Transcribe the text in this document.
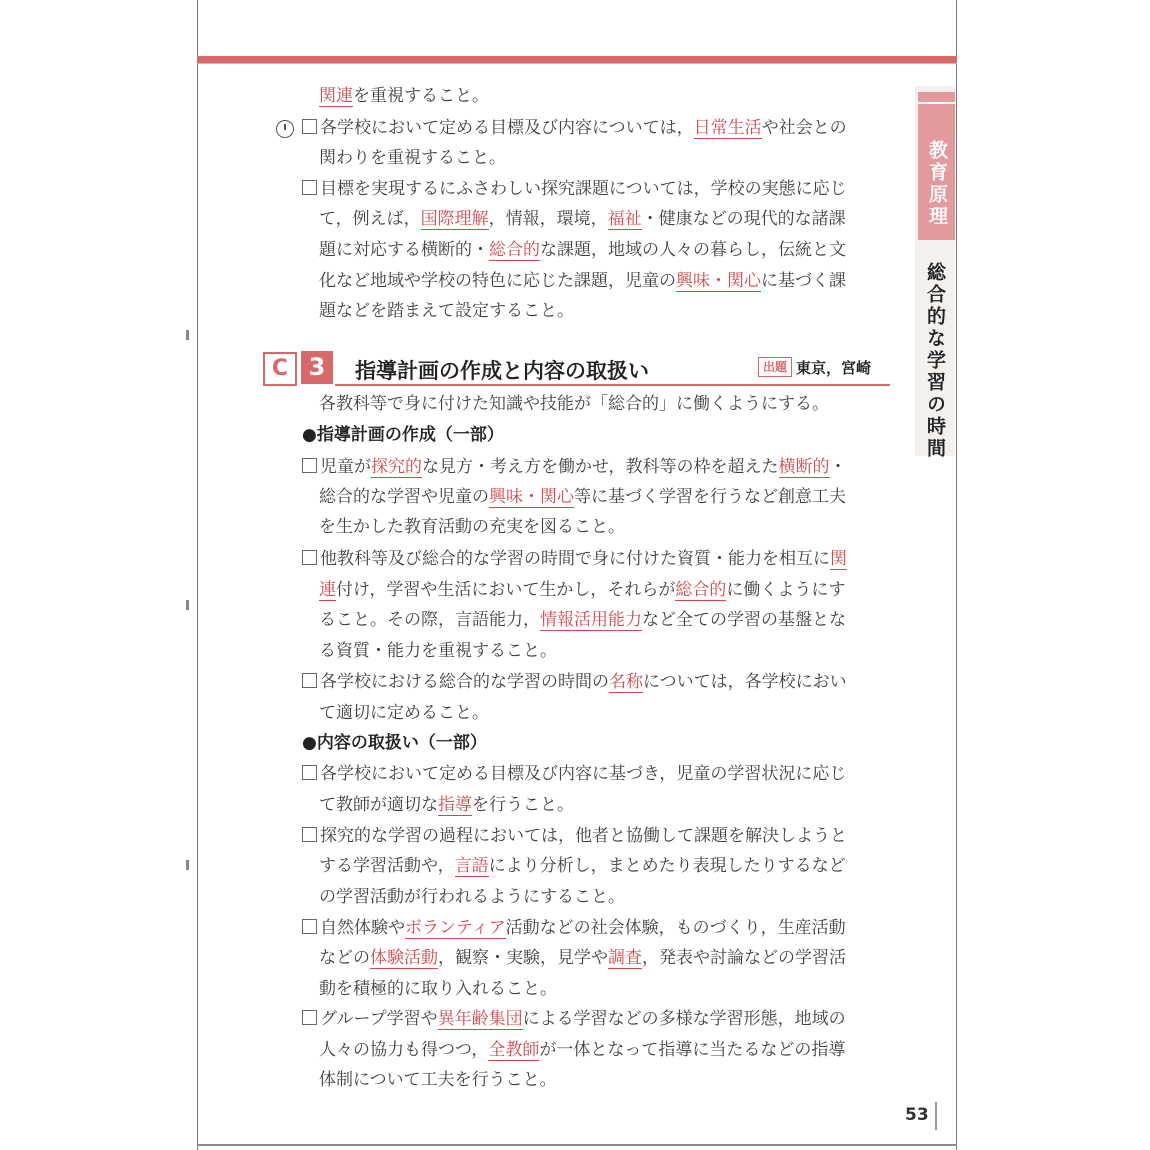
教育原理
総合的な学習の時間
C 3	指導計画の作成と内容の取扱い	出題 東京，宮崎
関連を重視すること。
各学校において定める目標及び内容については，日常生活や社会との
関わりを重視すること。
目標を実現するにふさわしい探究課題については，学校の実態に応じ
て，例えば，国際理解，情報，環境，福祉・健康などの現代的な諸課
題に対応する横断的・総合的な課題，地域の人々の暮らし，伝統と文
化など地域や学校の特色に応じた課題，児童の興味・関心に基づく課
題などを踏まえて設定すること。
各教科等で身に付けた知識や技能が「総合的」に働くようにする。
●指導計画の作成（一部）
児童が探究的な見方・考え方を働かせ，教科等の枠を超えた横断的・
総合的な学習や児童の興味・関心等に基づく学習を行うなど創意工夫
を生かした教育活動の充実を図ること。
他教科等及び総合的な学習の時間で身に付けた資質・能力を相互に関
連付け，学習や生活において生かし，それらが総合的に働くようにす
ること。その際，言語能力，情報活用能力など全ての学習の基盤とな
る資質・能力を重視すること。
各学校における総合的な学習の時間の名称については，各学校におい
て適切に定めること。
●内容の取扱い（一部）
各学校において定める目標及び内容に基づき，児童の学習状況に応じ
て教師が適切な指導を行うこと。
探究的な学習の過程においては，他者と協働して課題を解決しようと
する学習活動や，言語により分析し，まとめたり表現したりするなど
の学習活動が行われるようにすること。
自然体験やボランティア活動などの社会体験，ものづくり，生産活動
などの体験活動，観察・実験，見学や調査，発表や討論などの学習活
動を積極的に取り入れること。
グループ学習や異年齢集団による学習などの多様な学習形態，地域の
人々の協力も得つつ，全教師が一体となって指導に当たるなどの指導
体制について工夫を行うこと。
53
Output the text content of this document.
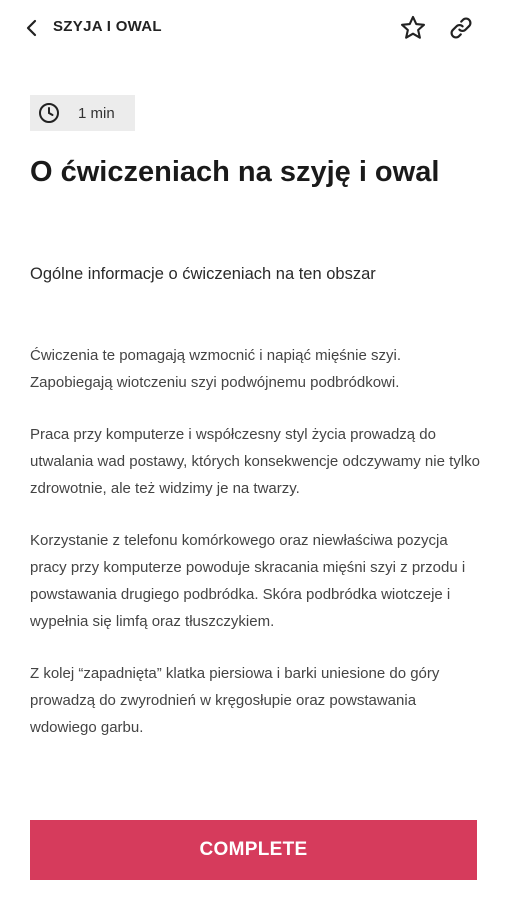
SZYJA I OWAL
1 min
O ćwiczeniach na szyję i owal

Ogólne informacje o ćwiczeniach na ten obszar

Ćwiczenia te pomagają wzmocnić i napiąć mięśnie szyi. Zapobiegają wiotczeniu szyi podwójnemu podbródkowi.

Praca przy komputerze i współczesny styl życia prowadzą do utwalania wad postawy, których konsekwencje odczywamy nie tylko zdrowotnie, ale też widzimy je na twarzy.

Korzystanie z telefonu komórkowego oraz niewłaściwa pozycja pracy przy komputerze powoduje skracania mięśni szyi z przodu i powstawania drugiego podbródka. Skóra podbródka wiotczeje i wypełnia się limfą oraz tłuszczykiem.

Z kolej “zapadnięta” klatka piersiowa i barki uniesione do góry prowadzą do zwyrodnień w kręgosłupie oraz powstawania wdowiego garbu.

COMPLETE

PROBLEM REQUIREMENTS ->
Copy every line of the data exactly as written, excluding the pictures.

WRITTEN SOLUTION ->
Transcribe the text in this document.
教育原理
総合的な学習の時間
C 3	指導計画の作成と内容の取扱い	出題 東京，宮崎
関連を重視すること。
各学校において定める目標及び内容については，日常生活や社会との
関わりを重視すること。
目標を実現するにふさわしい探究課題については，学校の実態に応じ
て，例えば，国際理解，情報，環境，福祉・健康などの現代的な諸課
題に対応する横断的・総合的な課題，地域の人々の暮らし，伝統と文
化など地域や学校の特色に応じた課題，児童の興味・関心に基づく課
題などを踏まえて設定すること。
各教科等で身に付けた知識や技能が「総合的」に働くようにする。
●指導計画の作成（一部）
児童が探究的な見方・考え方を働かせ，教科等の枠を超えた横断的・
総合的な学習や児童の興味・関心等に基づく学習を行うなど創意工夫
を生かした教育活動の充実を図ること。
他教科等及び総合的な学習の時間で身に付けた資質・能力を相互に関
連付け，学習や生活において生かし，それらが総合的に働くようにす
ること。その際，言語能力，情報活用能力など全ての学習の基盤とな
る資質・能力を重視すること。
各学校における総合的な学習の時間の名称については，各学校におい
て適切に定めること。
●内容の取扱い（一部）
各学校において定める目標及び内容に基づき，児童の学習状況に応じ
て教師が適切な指導を行うこと。
探究的な学習の過程においては，他者と協働して課題を解決しようと
する学習活動や，言語により分析し，まとめたり表現したりするなど
の学習活動が行われるようにすること。
自然体験やボランティア活動などの社会体験，ものづくり，生産活動
などの体験活動，観察・実験，見学や調査，発表や討論などの学習活
動を積極的に取り入れること。
グループ学習や異年齢集団による学習などの多様な学習形態，地域の
人々の協力も得つつ，全教師が一体となって指導に当たるなどの指導
体制について工夫を行うこと。
53
Output the text content of this document.
SZYJA I OWAL
1 min
O ćwiczeniach na szyję i owal

Ogólne informacje o ćwiczeniach na ten obszar

Ćwiczenia te pomagają wzmocnić i napiąć mięśnie szyi. Zapobiegają wiotczeniu szyi podwójnemu podbródkowi.

Praca przy komputerze i współczesny styl życia prowadzą do utwalania wad postawy, których konsekwencje odczywamy nie tylko zdrowotnie, ale też widzimy je na twarzy.

Korzystanie z telefonu komórkowego oraz niewłaściwa pozycja pracy przy komputerze powoduje skracania mięśni szyi z przodu i powstawania drugiego podbródka. Skóra podbródka wiotczeje i wypełnia się limfą oraz tłuszczykiem.

Z kolej “zapadnięta” klatka piersiowa i barki uniesione do góry prowadzą do zwyrodnień w kręgosłupie oraz powstawania wdowiego garbu.

COMPLETE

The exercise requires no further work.